(Extracted records)

---*---

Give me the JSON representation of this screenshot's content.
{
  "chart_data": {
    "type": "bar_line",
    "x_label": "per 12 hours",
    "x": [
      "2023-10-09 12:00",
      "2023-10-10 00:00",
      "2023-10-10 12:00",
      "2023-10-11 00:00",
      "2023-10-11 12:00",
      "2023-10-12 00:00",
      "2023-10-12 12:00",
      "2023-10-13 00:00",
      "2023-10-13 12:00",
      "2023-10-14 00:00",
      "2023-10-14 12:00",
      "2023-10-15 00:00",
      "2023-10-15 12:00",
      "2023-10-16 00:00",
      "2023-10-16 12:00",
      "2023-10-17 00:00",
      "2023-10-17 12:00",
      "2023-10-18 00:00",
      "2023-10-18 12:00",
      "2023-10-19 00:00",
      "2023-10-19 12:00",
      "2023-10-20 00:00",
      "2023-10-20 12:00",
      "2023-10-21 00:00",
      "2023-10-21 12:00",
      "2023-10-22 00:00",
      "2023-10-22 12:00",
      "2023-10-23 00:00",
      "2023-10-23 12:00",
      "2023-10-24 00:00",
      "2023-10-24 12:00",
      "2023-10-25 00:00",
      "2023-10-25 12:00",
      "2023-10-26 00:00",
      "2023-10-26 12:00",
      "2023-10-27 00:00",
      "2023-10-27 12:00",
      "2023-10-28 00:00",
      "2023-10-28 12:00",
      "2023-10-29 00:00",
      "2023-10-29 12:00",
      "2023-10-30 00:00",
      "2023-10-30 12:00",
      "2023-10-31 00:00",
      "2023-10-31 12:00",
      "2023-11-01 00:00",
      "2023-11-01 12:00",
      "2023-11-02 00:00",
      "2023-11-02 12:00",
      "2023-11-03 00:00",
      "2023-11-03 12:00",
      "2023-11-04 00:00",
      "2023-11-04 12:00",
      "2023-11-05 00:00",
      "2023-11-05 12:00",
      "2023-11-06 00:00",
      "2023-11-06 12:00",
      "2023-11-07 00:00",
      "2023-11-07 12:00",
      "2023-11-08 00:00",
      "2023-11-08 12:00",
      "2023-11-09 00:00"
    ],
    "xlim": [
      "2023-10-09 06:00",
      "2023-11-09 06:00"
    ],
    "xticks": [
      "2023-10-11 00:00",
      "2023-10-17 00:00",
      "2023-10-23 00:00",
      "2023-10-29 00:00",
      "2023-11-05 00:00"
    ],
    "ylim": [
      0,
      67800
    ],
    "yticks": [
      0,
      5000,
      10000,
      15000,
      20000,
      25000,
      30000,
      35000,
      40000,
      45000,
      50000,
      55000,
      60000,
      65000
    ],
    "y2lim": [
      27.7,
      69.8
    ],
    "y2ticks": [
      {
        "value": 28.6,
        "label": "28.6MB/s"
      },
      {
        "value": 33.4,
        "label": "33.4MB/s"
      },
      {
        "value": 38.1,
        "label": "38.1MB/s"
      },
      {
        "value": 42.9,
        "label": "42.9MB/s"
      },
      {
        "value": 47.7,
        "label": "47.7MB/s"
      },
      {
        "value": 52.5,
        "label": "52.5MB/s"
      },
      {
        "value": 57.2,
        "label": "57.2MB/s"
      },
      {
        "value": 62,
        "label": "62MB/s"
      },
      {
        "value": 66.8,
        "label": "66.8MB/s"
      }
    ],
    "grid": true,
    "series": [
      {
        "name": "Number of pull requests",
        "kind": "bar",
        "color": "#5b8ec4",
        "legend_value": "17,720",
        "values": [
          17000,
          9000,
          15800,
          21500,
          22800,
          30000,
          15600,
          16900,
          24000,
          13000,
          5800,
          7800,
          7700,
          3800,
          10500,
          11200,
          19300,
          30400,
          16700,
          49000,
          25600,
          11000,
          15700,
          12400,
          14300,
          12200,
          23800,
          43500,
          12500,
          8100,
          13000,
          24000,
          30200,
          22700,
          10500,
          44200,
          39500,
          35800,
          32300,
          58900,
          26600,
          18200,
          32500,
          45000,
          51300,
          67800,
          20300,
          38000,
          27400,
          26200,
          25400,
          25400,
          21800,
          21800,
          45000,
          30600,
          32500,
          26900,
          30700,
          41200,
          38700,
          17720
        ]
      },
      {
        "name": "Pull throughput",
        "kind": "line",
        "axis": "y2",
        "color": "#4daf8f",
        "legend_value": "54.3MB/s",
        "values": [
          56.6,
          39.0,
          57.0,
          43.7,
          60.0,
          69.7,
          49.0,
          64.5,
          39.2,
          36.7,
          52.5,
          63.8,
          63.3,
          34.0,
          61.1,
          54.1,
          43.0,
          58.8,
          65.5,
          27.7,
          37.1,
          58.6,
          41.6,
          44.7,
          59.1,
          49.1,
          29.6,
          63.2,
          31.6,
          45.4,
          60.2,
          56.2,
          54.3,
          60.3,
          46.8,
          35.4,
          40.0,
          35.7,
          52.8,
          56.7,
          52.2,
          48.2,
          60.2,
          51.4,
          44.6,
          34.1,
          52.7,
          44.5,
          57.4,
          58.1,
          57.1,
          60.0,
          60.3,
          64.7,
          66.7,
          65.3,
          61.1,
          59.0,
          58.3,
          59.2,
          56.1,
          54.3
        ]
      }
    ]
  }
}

---*---

— GIVEN EXERCISE —
Would you give the material above again, complete and exact?

— ANSWER TO THE EXERCISE —
Give me the JSON representation of this screenshot's content.
{
  "chart_data": {
    "type": "bar_line",
    "x_label": "per 12 hours",
    "x": [
      "2023-10-09 12:00",
      "2023-10-10 00:00",
      "2023-10-10 12:00",
      "2023-10-11 00:00",
      "2023-10-11 12:00",
      "2023-10-12 00:00",
      "2023-10-12 12:00",
      "2023-10-13 00:00",
      "2023-10-13 12:00",
      "2023-10-14 00:00",
      "2023-10-14 12:00",
      "2023-10-15 00:00",
      "2023-10-15 12:00",
      "2023-10-16 00:00",
      "2023-10-16 12:00",
      "2023-10-17 00:00",
      "2023-10-17 12:00",
      "2023-10-18 00:00",
      "2023-10-18 12:00",
      "2023-10-19 00:00",
      "2023-10-19 12:00",
      "2023-10-20 00:00",
      "2023-10-20 12:00",
      "2023-10-21 00:00",
      "2023-10-21 12:00",
      "2023-10-22 00:00",
      "2023-10-22 12:00",
      "2023-10-23 00:00",
      "2023-10-23 12:00",
      "2023-10-24 00:00",
      "2023-10-24 12:00",
      "2023-10-25 00:00",
      "2023-10-25 12:00",
      "2023-10-26 00:00",
      "2023-10-26 12:00",
      "2023-10-27 00:00",
      "2023-10-27 12:00",
      "2023-10-28 00:00",
      "2023-10-28 12:00",
      "2023-10-29 00:00",
      "2023-10-29 12:00",
      "2023-10-30 00:00",
      "2023-10-30 12:00",
      "2023-10-31 00:00",
      "2023-10-31 12:00",
      "2023-11-01 00:00",
      "2023-11-01 12:00",
      "2023-11-02 00:00",
      "2023-11-02 12:00",
      "2023-11-03 00:00",
      "2023-11-03 12:00",
      "2023-11-04 00:00",
      "2023-11-04 12:00",
      "2023-11-05 00:00",
      "2023-11-05 12:00",
      "2023-11-06 00:00",
      "2023-11-06 12:00",
      "2023-11-07 00:00",
      "2023-11-07 12:00",
      "2023-11-08 00:00",
      "2023-11-08 12:00",
      "2023-11-09 00:00"
    ],
    "xlim": [
      "2023-10-09 06:00",
      "2023-11-09 06:00"
    ],
    "xticks": [
      "2023-10-11 00:00",
      "2023-10-17 00:00",
      "2023-10-23 00:00",
      "2023-10-29 00:00",
      "2023-11-05 00:00"
    ],
    "ylim": [
      0,
      67800
    ],
    "yticks": [
      0,
      5000,
      10000,
      15000,
      20000,
      25000,
      30000,
      35000,
      40000,
      45000,
      50000,
      55000,
      60000,
      65000
    ],
    "y2lim": [
      27.7,
      69.8
    ],
    "y2ticks": [
      {
        "value": 28.6,
        "label": "28.6MB/s"
      },
      {
        "value": 33.4,
        "label": "33.4MB/s"
      },
      {
        "value": 38.1,
        "label": "38.1MB/s"
      },
      {
        "value": 42.9,
        "label": "42.9MB/s"
      },
      {
        "value": 47.7,
        "label": "47.7MB/s"
      },
      {
        "value": 52.5,
        "label": "52.5MB/s"
      },
      {
        "value": 57.2,
        "label": "57.2MB/s"
      },
      {
        "value": 62,
        "label": "62MB/s"
      },
      {
        "value": 66.8,
        "label": "66.8MB/s"
      }
    ],
    "grid": true,
    "series": [
      {
        "name": "Number of pull requests",
        "kind": "bar",
        "color": "#5b8ec4",
        "legend_value": "17,720",
        "values": [
          17000,
          9000,
          15800,
          21500,
          22800,
          30000,
          15600,
          16900,
          24000,
          13000,
          5800,
          7800,
          7700,
          3800,
          10500,
          11200,
          19300,
          30400,
          16700,
          49000,
          25600,
          11000,
          15700,
          12400,
          14300,
          12200,
          23800,
          43500,
          12500,
          8100,
          13000,
          24000,
          30200,
          22700,
          10500,
          44200,
          39500,
          35800,
          32300,
          58900,
          26600,
          18200,
          32500,
          45000,
          51300,
          67800,
          20300,
          38000,
          27400,
          26200,
          25400,
          25400,
          21800,
          21800,
          45000,
          30600,
          32500,
          26900,
          30700,
          41200,
          38700,
          17720
        ]
      },
      {
        "name": "Pull throughput",
        "kind": "line",
        "axis": "y2",
        "color": "#4daf8f",
        "legend_value": "54.3MB/s",
        "values": [
          56.6,
          39.0,
          57.0,
          43.7,
          60.0,
          69.7,
          49.0,
          64.5,
          39.2,
          36.7,
          52.5,
          63.8,
          63.3,
          34.0,
          61.1,
          54.1,
          43.0,
          58.8,
          65.5,
          27.7,
          37.1,
          58.6,
          41.6,
          44.7,
          59.1,
          49.1,
          29.6,
          63.2,
          31.6,
          45.4,
          60.2,
          56.2,
          54.3,
          60.3,
          46.8,
          35.4,
          40.0,
          35.7,
          52.8,
          56.7,
          52.2,
          48.2,
          60.2,
          51.4,
          44.6,
          34.1,
          52.7,
          44.5,
          57.4,
          58.1,
          57.1,
          60.0,
          60.3,
          64.7,
          66.7,
          65.3,
          61.1,
          59.0,
          58.3,
          59.2,
          56.1,
          54.3
        ]
      }
    ]
  }
}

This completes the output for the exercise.